#### WHAT IS BEING ASKED
Return the material word for word. Do not include pictures.
** Start of MATERIALS PROVIDED **
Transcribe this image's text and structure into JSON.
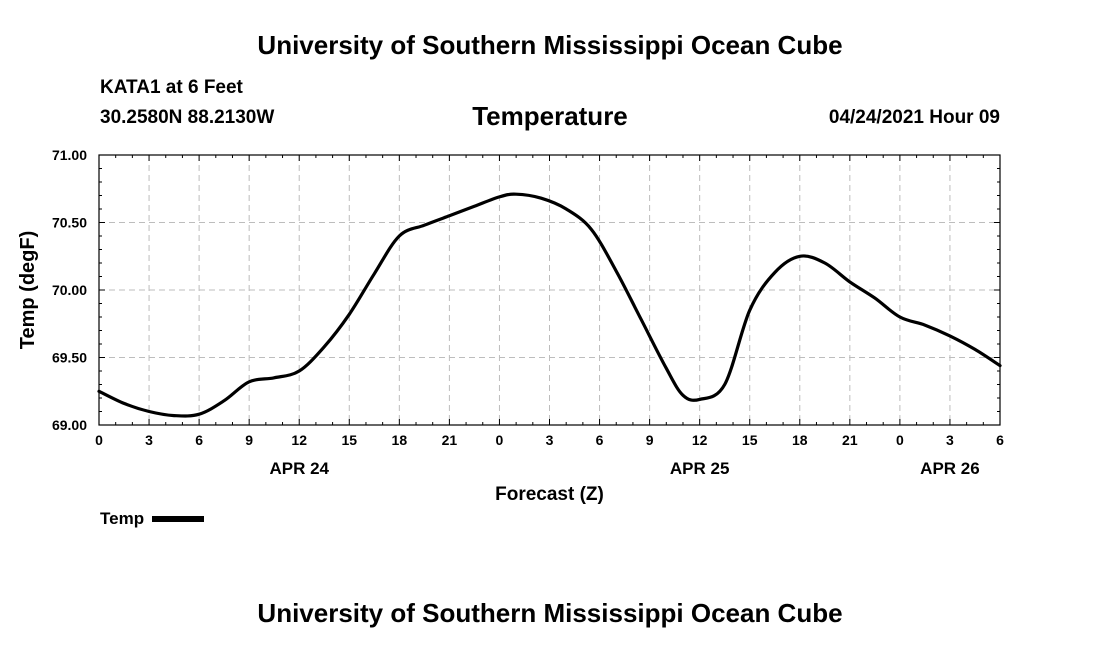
{
  "header": {
    "title": "University of Southern Mississippi Ocean Cube",
    "station": "KATA1 at 6 Feet",
    "coords": "30.2580N  88.2130W",
    "variable": "Temperature",
    "datetime": "04/24/2021 Hour 09"
  },
  "footer": {
    "title": "University of Southern Mississippi Ocean Cube"
  },
  "legend": {
    "label": "Temp"
  },
  "chart_data": {
    "type": "line",
    "ylabel": "Temp (degF)",
    "xlabel": "Forecast (Z)",
    "ylim": [
      69.0,
      71.0
    ],
    "xlim": [
      0,
      54
    ],
    "yticks": [
      "69.00",
      "69.50",
      "70.00",
      "70.50",
      "71.00"
    ],
    "yticks_values": [
      69.0,
      69.5,
      70.0,
      70.5,
      71.0
    ],
    "xticks": [
      "0",
      "3",
      "6",
      "9",
      "12",
      "15",
      "18",
      "21",
      "0",
      "3",
      "6",
      "9",
      "12",
      "15",
      "18",
      "21",
      "0",
      "3",
      "6"
    ],
    "date_labels": [
      {
        "label": "APR 24",
        "hour": 12
      },
      {
        "label": "APR 25",
        "hour": 36
      },
      {
        "label": "APR 26",
        "hour": 51
      }
    ],
    "grid": true,
    "series": [
      {
        "name": "Temp",
        "color": "#000000",
        "x": [
          0,
          1.5,
          3,
          4.5,
          6,
          7.5,
          9,
          10.5,
          12,
          13.5,
          15,
          16.5,
          18,
          19.5,
          21,
          22.5,
          24,
          25,
          26.5,
          28,
          29.5,
          31,
          32.5,
          34,
          35,
          36,
          37.5,
          39,
          40.5,
          42,
          43.5,
          45,
          46.5,
          48,
          49.5,
          51,
          52.5,
          54
        ],
        "y": [
          69.25,
          69.16,
          69.1,
          69.07,
          69.08,
          69.18,
          69.32,
          69.35,
          69.4,
          69.58,
          69.82,
          70.12,
          70.4,
          70.48,
          70.55,
          70.62,
          70.69,
          70.71,
          70.68,
          70.6,
          70.45,
          70.14,
          69.78,
          69.42,
          69.22,
          69.19,
          69.3,
          69.85,
          70.13,
          70.25,
          70.2,
          70.06,
          69.94,
          69.8,
          69.74,
          69.66,
          69.56,
          69.44
        ]
      }
    ]
  }
}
** End of MATERIALS PROVIDED **
#### OUTPUT FOR THIS TASK
Transcribe this image's text and structure into JSON.
{
  "header": {
    "title": "University of Southern Mississippi Ocean Cube",
    "station": "KATA1 at 6 Feet",
    "coords": "30.2580N  88.2130W",
    "variable": "Temperature",
    "datetime": "04/24/2021 Hour 09"
  },
  "footer": {
    "title": "University of Southern Mississippi Ocean Cube"
  },
  "legend": {
    "label": "Temp"
  },
  "chart_data": {
    "type": "line",
    "ylabel": "Temp (degF)",
    "xlabel": "Forecast (Z)",
    "ylim": [
      69.0,
      71.0
    ],
    "xlim": [
      0,
      54
    ],
    "yticks": [
      "69.00",
      "69.50",
      "70.00",
      "70.50",
      "71.00"
    ],
    "yticks_values": [
      69.0,
      69.5,
      70.0,
      70.5,
      71.0
    ],
    "xticks": [
      "0",
      "3",
      "6",
      "9",
      "12",
      "15",
      "18",
      "21",
      "0",
      "3",
      "6",
      "9",
      "12",
      "15",
      "18",
      "21",
      "0",
      "3",
      "6"
    ],
    "date_labels": [
      {
        "label": "APR 24",
        "hour": 12
      },
      {
        "label": "APR 25",
        "hour": 36
      },
      {
        "label": "APR 26",
        "hour": 51
      }
    ],
    "grid": true,
    "series": [
      {
        "name": "Temp",
        "color": "#000000",
        "x": [
          0,
          1.5,
          3,
          4.5,
          6,
          7.5,
          9,
          10.5,
          12,
          13.5,
          15,
          16.5,
          18,
          19.5,
          21,
          22.5,
          24,
          25,
          26.5,
          28,
          29.5,
          31,
          32.5,
          34,
          35,
          36,
          37.5,
          39,
          40.5,
          42,
          43.5,
          45,
          46.5,
          48,
          49.5,
          51,
          52.5,
          54
        ],
        "y": [
          69.25,
          69.16,
          69.1,
          69.07,
          69.08,
          69.18,
          69.32,
          69.35,
          69.4,
          69.58,
          69.82,
          70.12,
          70.4,
          70.48,
          70.55,
          70.62,
          70.69,
          70.71,
          70.68,
          70.6,
          70.45,
          70.14,
          69.78,
          69.42,
          69.22,
          69.19,
          69.3,
          69.85,
          70.13,
          70.25,
          70.2,
          70.06,
          69.94,
          69.8,
          69.74,
          69.66,
          69.56,
          69.44
        ]
      }
    ]
  }
}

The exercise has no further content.